# [WHAT YOU SHOULD DO]
Can you write out every line of the listing below word for word, changing nothing?

══ PROVIDED INFORMATION

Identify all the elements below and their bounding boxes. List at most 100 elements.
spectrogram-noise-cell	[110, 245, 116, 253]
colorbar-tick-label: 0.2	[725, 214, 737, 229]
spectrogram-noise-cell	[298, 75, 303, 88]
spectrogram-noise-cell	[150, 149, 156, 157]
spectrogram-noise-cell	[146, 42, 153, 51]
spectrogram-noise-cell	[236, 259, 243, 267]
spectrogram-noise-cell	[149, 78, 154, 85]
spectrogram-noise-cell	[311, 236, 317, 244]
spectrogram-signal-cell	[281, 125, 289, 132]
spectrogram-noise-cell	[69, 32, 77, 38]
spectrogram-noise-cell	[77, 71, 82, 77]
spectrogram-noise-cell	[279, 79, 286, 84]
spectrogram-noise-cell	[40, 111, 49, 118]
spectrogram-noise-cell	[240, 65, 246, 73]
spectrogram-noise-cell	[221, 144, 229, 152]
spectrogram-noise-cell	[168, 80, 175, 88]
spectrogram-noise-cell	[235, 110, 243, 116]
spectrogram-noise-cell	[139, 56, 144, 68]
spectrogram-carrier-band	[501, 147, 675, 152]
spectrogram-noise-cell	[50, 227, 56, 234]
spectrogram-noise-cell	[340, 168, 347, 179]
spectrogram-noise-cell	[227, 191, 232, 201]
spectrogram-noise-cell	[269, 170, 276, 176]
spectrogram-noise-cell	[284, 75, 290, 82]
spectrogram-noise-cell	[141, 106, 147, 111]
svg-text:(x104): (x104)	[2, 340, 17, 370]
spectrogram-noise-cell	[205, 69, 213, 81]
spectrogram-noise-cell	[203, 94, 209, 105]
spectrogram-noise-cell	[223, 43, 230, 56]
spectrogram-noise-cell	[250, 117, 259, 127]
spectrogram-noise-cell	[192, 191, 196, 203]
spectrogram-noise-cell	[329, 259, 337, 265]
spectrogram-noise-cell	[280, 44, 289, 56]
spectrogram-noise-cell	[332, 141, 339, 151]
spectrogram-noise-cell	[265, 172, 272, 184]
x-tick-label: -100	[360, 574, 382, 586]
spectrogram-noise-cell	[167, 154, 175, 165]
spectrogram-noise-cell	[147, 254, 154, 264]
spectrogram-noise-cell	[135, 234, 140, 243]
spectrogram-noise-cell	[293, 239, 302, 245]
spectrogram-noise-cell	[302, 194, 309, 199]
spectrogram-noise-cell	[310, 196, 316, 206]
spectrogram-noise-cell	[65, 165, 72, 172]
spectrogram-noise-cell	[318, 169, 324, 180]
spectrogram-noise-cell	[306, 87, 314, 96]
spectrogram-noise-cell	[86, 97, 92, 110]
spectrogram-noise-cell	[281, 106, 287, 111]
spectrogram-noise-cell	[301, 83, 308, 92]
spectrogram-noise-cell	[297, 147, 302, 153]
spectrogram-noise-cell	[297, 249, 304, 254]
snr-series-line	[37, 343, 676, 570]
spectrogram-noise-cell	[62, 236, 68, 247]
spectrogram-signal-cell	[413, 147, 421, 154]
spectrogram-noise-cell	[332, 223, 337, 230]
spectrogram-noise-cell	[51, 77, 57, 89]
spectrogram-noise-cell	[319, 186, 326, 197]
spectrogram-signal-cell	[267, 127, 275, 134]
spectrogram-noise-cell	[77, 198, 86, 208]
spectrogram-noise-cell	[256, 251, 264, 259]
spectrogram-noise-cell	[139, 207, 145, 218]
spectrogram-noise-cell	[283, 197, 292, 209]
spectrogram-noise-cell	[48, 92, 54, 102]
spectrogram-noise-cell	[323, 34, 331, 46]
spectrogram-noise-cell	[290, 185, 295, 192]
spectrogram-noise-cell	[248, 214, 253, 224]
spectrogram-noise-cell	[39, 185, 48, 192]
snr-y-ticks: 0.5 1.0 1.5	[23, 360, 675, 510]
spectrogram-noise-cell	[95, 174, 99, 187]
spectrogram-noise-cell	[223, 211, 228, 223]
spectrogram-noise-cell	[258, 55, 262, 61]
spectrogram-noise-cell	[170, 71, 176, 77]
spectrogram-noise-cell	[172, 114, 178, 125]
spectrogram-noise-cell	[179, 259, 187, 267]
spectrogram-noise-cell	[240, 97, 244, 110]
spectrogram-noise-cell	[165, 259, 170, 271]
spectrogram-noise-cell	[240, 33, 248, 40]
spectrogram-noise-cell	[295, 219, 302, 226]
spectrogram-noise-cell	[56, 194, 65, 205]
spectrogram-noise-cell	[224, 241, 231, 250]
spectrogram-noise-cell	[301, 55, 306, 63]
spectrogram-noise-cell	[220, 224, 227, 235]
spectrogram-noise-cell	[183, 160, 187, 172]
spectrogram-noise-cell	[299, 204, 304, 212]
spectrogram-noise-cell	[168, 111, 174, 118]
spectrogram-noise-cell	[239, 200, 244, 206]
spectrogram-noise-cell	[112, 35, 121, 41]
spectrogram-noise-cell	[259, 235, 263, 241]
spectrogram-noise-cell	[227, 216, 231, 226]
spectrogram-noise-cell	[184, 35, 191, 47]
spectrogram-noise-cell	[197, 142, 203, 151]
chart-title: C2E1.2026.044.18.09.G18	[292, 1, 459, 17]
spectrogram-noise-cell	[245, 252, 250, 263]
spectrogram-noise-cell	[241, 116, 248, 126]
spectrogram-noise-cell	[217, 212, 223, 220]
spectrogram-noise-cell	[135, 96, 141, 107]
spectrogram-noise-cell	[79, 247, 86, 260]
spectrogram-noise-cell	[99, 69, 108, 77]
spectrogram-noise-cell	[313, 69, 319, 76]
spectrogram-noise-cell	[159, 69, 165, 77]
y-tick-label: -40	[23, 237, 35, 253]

════

# [EXERCISE RESULT]
Identify all the elements below and their bounding boxes. List at most 100 elements.
spectrogram-noise-cell	[110, 245, 116, 253]
colorbar-tick-label: 0.2	[725, 214, 737, 229]
spectrogram-noise-cell	[298, 75, 303, 88]
spectrogram-noise-cell	[150, 149, 156, 157]
spectrogram-noise-cell	[146, 42, 153, 51]
spectrogram-noise-cell	[236, 259, 243, 267]
spectrogram-noise-cell	[149, 78, 154, 85]
spectrogram-noise-cell	[311, 236, 317, 244]
spectrogram-signal-cell	[281, 125, 289, 132]
spectrogram-noise-cell	[69, 32, 77, 38]
spectrogram-noise-cell	[77, 71, 82, 77]
spectrogram-noise-cell	[279, 79, 286, 84]
spectrogram-noise-cell	[40, 111, 49, 118]
spectrogram-noise-cell	[240, 65, 246, 73]
spectrogram-noise-cell	[221, 144, 229, 152]
spectrogram-noise-cell	[168, 80, 175, 88]
spectrogram-noise-cell	[235, 110, 243, 116]
spectrogram-noise-cell	[139, 56, 144, 68]
spectrogram-carrier-band	[501, 147, 675, 152]
spectrogram-noise-cell	[50, 227, 56, 234]
spectrogram-noise-cell	[340, 168, 347, 179]
spectrogram-noise-cell	[227, 191, 232, 201]
spectrogram-noise-cell	[269, 170, 276, 176]
spectrogram-noise-cell	[284, 75, 290, 82]
spectrogram-noise-cell	[141, 106, 147, 111]
svg-text:(x104): (x104)	[2, 340, 17, 370]
spectrogram-noise-cell	[205, 69, 213, 81]
spectrogram-noise-cell	[203, 94, 209, 105]
spectrogram-noise-cell	[223, 43, 230, 56]
spectrogram-noise-cell	[250, 117, 259, 127]
spectrogram-noise-cell	[192, 191, 196, 203]
spectrogram-noise-cell	[329, 259, 337, 265]
spectrogram-noise-cell	[280, 44, 289, 56]
spectrogram-noise-cell	[332, 141, 339, 151]
spectrogram-noise-cell	[265, 172, 272, 184]
x-tick-label: -100	[360, 574, 382, 586]
spectrogram-noise-cell	[167, 154, 175, 165]
spectrogram-noise-cell	[147, 254, 154, 264]
spectrogram-noise-cell	[135, 234, 140, 243]
spectrogram-noise-cell	[293, 239, 302, 245]
spectrogram-noise-cell	[302, 194, 309, 199]
spectrogram-noise-cell	[310, 196, 316, 206]
spectrogram-noise-cell	[65, 165, 72, 172]
spectrogram-noise-cell	[318, 169, 324, 180]
spectrogram-noise-cell	[306, 87, 314, 96]
spectrogram-noise-cell	[86, 97, 92, 110]
spectrogram-noise-cell	[281, 106, 287, 111]
spectrogram-noise-cell	[301, 83, 308, 92]
spectrogram-noise-cell	[297, 147, 302, 153]
spectrogram-noise-cell	[297, 249, 304, 254]
snr-series-line	[37, 343, 676, 570]
spectrogram-noise-cell	[62, 236, 68, 247]
spectrogram-signal-cell	[413, 147, 421, 154]
spectrogram-noise-cell	[332, 223, 337, 230]
spectrogram-noise-cell	[51, 77, 57, 89]
spectrogram-noise-cell	[319, 186, 326, 197]
spectrogram-signal-cell	[267, 127, 275, 134]
spectrogram-noise-cell	[77, 198, 86, 208]
spectrogram-noise-cell	[256, 251, 264, 259]
spectrogram-noise-cell	[139, 207, 145, 218]
spectrogram-noise-cell	[283, 197, 292, 209]
spectrogram-noise-cell	[48, 92, 54, 102]
spectrogram-noise-cell	[323, 34, 331, 46]
spectrogram-noise-cell	[290, 185, 295, 192]
spectrogram-noise-cell	[248, 214, 253, 224]
spectrogram-noise-cell	[39, 185, 48, 192]
snr-y-ticks: 0.5 1.0 1.5	[23, 360, 675, 510]
spectrogram-noise-cell	[95, 174, 99, 187]
spectrogram-noise-cell	[223, 211, 228, 223]
spectrogram-noise-cell	[258, 55, 262, 61]
spectrogram-noise-cell	[170, 71, 176, 77]
spectrogram-noise-cell	[172, 114, 178, 125]
spectrogram-noise-cell	[179, 259, 187, 267]
spectrogram-noise-cell	[240, 97, 244, 110]
spectrogram-noise-cell	[165, 259, 170, 271]
spectrogram-noise-cell	[240, 33, 248, 40]
spectrogram-noise-cell	[295, 219, 302, 226]
spectrogram-noise-cell	[56, 194, 65, 205]
spectrogram-noise-cell	[224, 241, 231, 250]
spectrogram-noise-cell	[301, 55, 306, 63]
spectrogram-noise-cell	[220, 224, 227, 235]
spectrogram-noise-cell	[183, 160, 187, 172]
spectrogram-noise-cell	[299, 204, 304, 212]
spectrogram-noise-cell	[168, 111, 174, 118]
spectrogram-noise-cell	[239, 200, 244, 206]
spectrogram-noise-cell	[112, 35, 121, 41]
spectrogram-noise-cell	[259, 235, 263, 241]
spectrogram-noise-cell	[227, 216, 231, 226]
spectrogram-noise-cell	[184, 35, 191, 47]
spectrogram-noise-cell	[197, 142, 203, 151]
chart-title: C2E1.2026.044.18.09.G18	[292, 1, 459, 17]
spectrogram-noise-cell	[245, 252, 250, 263]
spectrogram-noise-cell	[241, 116, 248, 126]
spectrogram-noise-cell	[217, 212, 223, 220]
spectrogram-noise-cell	[135, 96, 141, 107]
spectrogram-noise-cell	[79, 247, 86, 260]
spectrogram-noise-cell	[99, 69, 108, 77]
spectrogram-noise-cell	[313, 69, 319, 76]
spectrogram-noise-cell	[159, 69, 165, 77]
y-tick-label: -40	[23, 237, 35, 253]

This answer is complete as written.